REQUIRED TASK: Your reply should be a single number: how many lines contain the string "locations".

SUPPLIED RECORDS:
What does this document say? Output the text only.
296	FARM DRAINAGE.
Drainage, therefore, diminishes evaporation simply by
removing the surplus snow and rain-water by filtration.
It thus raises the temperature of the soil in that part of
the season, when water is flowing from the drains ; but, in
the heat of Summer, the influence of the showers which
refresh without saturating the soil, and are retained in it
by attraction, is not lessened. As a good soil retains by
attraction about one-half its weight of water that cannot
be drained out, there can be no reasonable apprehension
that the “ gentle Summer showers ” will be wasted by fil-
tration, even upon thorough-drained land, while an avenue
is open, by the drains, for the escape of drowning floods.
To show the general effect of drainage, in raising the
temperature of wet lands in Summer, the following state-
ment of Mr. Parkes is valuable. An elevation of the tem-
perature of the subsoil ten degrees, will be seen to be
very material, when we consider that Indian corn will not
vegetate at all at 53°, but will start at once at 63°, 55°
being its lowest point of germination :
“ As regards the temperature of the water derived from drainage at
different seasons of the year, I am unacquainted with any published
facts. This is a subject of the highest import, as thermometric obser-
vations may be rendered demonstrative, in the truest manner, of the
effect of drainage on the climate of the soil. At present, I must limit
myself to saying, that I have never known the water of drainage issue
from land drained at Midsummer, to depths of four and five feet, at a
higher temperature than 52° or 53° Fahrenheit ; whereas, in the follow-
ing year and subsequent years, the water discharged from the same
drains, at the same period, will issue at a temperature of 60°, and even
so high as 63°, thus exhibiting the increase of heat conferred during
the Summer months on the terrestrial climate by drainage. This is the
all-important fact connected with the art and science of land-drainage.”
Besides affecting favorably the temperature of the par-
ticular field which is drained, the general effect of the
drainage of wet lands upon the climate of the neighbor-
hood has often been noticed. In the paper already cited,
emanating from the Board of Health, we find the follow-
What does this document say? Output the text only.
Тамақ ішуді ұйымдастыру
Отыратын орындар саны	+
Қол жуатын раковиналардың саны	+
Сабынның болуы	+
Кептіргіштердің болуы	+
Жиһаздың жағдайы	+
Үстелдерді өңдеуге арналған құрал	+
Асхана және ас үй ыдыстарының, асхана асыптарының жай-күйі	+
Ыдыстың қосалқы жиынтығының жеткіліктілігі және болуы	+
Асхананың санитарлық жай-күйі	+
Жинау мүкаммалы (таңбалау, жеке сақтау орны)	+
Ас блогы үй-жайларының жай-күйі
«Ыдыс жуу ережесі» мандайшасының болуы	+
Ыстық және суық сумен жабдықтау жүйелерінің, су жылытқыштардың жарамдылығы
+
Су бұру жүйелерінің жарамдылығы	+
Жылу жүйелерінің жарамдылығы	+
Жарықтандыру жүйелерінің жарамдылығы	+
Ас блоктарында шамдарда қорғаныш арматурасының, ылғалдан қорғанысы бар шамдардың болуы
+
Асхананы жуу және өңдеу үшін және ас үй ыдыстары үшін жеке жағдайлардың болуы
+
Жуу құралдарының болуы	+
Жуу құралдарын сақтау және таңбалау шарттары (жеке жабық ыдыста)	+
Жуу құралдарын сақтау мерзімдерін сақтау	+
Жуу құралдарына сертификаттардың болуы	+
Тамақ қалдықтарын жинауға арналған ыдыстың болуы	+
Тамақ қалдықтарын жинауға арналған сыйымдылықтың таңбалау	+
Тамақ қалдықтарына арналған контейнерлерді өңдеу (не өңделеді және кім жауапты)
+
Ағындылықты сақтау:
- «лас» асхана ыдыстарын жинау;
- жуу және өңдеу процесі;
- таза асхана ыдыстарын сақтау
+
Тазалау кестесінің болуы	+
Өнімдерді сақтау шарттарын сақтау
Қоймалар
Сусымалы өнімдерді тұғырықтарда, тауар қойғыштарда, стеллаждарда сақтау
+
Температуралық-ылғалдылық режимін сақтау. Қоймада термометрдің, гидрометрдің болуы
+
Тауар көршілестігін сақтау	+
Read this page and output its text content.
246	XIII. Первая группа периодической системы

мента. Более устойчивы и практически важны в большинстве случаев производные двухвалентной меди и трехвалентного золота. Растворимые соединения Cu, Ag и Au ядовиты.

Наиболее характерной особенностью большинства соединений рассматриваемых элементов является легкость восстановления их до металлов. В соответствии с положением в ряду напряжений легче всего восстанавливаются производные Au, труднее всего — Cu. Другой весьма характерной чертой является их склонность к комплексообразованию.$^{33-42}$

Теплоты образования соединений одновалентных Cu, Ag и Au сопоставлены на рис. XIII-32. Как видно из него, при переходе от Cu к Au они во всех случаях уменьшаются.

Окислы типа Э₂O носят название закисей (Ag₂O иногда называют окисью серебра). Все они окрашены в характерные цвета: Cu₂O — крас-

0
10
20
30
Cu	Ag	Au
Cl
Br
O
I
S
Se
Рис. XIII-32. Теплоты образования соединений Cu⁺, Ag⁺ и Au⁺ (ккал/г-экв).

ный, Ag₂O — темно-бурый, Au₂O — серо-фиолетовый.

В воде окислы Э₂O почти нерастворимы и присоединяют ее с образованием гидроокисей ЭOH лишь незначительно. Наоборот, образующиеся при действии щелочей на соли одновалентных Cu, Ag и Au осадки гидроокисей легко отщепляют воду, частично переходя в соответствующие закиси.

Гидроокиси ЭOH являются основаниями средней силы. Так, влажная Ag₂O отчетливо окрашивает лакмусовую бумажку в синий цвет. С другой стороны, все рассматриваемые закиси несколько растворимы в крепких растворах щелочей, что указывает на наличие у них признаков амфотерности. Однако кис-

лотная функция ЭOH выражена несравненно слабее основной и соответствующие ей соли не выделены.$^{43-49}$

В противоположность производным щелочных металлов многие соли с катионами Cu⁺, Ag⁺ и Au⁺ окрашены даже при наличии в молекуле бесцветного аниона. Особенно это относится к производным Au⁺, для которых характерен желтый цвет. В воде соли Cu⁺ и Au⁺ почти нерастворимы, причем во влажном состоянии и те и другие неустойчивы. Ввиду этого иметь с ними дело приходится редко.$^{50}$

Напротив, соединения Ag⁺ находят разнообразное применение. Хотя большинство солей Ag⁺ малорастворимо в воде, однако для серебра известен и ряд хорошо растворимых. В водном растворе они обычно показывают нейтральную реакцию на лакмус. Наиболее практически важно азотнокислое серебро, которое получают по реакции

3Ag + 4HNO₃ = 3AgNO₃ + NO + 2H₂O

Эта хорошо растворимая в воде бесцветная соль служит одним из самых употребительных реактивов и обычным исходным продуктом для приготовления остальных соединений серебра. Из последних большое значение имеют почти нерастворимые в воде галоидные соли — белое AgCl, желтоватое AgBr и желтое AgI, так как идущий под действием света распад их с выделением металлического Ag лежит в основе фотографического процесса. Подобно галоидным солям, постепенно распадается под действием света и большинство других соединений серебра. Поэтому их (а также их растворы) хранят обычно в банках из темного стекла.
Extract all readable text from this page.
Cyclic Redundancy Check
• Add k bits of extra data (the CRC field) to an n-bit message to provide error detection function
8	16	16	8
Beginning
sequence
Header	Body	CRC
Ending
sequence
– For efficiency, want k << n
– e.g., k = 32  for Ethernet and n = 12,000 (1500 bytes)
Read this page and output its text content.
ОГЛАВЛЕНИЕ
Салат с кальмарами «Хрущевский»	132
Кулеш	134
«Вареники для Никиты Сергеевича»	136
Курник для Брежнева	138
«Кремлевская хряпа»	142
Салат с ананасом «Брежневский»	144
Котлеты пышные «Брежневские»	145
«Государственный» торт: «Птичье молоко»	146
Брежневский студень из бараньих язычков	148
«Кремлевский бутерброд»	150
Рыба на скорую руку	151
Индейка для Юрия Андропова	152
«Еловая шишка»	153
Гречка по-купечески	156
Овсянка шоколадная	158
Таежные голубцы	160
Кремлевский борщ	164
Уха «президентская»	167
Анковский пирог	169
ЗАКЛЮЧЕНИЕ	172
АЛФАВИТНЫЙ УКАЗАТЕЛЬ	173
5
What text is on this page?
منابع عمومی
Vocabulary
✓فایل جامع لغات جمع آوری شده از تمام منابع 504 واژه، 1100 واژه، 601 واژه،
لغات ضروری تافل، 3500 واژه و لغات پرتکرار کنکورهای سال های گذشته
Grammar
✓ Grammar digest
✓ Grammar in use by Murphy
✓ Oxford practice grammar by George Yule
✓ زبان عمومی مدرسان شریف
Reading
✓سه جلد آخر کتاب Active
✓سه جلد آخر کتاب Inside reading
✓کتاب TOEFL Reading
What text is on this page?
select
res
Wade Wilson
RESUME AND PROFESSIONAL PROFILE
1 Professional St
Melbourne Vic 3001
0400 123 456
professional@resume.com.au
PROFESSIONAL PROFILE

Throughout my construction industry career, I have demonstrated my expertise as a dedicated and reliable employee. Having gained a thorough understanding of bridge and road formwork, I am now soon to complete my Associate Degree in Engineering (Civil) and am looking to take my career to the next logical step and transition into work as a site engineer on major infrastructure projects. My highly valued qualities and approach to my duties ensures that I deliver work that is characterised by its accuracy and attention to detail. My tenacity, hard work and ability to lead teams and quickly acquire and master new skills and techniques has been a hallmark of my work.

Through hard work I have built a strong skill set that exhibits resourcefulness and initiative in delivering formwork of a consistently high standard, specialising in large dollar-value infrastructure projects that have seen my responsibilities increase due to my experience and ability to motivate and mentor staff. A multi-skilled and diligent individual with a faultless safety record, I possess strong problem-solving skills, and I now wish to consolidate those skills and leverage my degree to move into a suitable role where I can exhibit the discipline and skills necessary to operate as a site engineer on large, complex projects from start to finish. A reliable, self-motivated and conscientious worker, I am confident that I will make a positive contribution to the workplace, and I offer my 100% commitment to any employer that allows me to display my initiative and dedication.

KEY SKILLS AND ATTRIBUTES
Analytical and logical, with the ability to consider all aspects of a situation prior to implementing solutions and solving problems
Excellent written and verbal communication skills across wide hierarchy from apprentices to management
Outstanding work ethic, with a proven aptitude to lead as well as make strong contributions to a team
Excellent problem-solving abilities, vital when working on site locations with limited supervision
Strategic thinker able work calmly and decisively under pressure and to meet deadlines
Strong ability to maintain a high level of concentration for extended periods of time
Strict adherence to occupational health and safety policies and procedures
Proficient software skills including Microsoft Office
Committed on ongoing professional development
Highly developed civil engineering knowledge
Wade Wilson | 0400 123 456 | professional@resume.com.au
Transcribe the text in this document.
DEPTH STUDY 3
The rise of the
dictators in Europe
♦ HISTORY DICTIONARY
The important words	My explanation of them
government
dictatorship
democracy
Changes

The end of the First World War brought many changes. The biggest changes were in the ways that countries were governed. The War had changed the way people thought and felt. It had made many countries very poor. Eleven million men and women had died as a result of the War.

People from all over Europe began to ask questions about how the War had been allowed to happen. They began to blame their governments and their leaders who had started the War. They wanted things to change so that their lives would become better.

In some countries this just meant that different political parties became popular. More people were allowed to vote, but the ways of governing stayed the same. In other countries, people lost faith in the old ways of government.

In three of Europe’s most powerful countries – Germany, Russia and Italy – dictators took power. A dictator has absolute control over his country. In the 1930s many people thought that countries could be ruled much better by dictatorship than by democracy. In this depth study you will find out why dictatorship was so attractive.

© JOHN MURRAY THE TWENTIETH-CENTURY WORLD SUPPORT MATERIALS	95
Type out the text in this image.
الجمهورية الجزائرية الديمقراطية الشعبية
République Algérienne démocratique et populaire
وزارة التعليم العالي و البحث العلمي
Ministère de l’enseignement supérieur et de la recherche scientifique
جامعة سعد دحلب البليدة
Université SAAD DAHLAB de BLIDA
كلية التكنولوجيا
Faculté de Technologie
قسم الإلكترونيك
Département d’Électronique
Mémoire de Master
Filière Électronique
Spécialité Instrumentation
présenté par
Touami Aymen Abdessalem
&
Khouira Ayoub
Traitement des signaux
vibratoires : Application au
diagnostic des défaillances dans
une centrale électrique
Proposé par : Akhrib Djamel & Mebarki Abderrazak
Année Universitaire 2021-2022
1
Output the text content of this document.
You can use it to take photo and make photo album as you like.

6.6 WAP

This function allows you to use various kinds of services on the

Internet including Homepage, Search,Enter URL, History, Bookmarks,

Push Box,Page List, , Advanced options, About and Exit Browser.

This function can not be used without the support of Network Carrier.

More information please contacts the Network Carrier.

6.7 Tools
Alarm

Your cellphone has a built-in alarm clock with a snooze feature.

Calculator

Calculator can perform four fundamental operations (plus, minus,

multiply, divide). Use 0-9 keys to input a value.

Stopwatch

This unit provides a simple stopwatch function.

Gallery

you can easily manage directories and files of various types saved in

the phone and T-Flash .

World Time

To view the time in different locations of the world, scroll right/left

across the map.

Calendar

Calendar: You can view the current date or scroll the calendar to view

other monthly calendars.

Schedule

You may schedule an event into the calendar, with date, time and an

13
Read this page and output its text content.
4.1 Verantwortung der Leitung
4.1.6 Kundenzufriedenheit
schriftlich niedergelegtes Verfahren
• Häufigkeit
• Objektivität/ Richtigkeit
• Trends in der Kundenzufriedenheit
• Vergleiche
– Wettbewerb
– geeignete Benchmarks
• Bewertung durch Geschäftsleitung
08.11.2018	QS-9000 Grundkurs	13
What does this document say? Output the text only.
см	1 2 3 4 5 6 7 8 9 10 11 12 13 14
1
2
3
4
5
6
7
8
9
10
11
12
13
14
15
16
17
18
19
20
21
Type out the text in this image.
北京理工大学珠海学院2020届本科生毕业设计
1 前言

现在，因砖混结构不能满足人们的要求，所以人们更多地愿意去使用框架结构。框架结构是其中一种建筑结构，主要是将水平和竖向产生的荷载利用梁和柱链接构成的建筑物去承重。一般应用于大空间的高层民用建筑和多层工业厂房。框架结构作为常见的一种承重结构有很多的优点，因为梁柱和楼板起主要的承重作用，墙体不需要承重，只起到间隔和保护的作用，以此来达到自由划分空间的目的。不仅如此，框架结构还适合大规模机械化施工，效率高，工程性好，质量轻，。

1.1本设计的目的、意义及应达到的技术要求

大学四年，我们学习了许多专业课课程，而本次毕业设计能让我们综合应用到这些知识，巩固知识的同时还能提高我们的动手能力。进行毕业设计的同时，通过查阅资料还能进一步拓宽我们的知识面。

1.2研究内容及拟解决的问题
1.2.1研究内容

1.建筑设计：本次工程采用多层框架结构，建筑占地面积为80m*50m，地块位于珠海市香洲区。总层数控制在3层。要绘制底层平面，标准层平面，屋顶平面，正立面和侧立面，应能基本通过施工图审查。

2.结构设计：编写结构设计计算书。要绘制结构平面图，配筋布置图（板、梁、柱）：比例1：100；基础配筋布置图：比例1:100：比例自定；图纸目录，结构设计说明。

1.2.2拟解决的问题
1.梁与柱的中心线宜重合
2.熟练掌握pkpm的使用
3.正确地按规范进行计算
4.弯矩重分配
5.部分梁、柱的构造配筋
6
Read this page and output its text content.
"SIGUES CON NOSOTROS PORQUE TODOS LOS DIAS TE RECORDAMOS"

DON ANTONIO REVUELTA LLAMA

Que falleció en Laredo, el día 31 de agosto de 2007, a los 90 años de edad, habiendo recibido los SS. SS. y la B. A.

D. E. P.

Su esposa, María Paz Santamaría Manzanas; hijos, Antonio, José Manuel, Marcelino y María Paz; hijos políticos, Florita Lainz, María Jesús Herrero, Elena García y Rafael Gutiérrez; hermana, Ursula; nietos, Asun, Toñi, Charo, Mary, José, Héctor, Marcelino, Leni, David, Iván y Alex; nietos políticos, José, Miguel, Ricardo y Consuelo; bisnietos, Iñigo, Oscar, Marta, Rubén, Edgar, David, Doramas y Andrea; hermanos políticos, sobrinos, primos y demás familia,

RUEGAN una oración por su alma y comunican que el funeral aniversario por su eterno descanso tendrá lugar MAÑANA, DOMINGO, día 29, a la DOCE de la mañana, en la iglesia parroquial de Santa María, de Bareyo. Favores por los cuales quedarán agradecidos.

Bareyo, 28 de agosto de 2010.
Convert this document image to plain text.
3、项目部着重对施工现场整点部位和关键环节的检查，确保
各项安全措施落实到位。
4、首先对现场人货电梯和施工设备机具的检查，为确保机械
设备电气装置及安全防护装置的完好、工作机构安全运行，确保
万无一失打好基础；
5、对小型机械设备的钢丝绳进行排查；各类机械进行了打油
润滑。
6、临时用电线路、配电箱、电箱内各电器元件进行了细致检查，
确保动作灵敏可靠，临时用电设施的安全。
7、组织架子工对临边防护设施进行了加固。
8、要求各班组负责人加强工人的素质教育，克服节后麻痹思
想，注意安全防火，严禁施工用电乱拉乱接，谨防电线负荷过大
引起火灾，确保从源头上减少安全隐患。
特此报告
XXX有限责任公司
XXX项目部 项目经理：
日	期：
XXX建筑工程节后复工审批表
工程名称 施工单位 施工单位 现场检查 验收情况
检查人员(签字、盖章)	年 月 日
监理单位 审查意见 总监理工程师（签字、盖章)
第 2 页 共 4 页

TASK OUTPUT: 2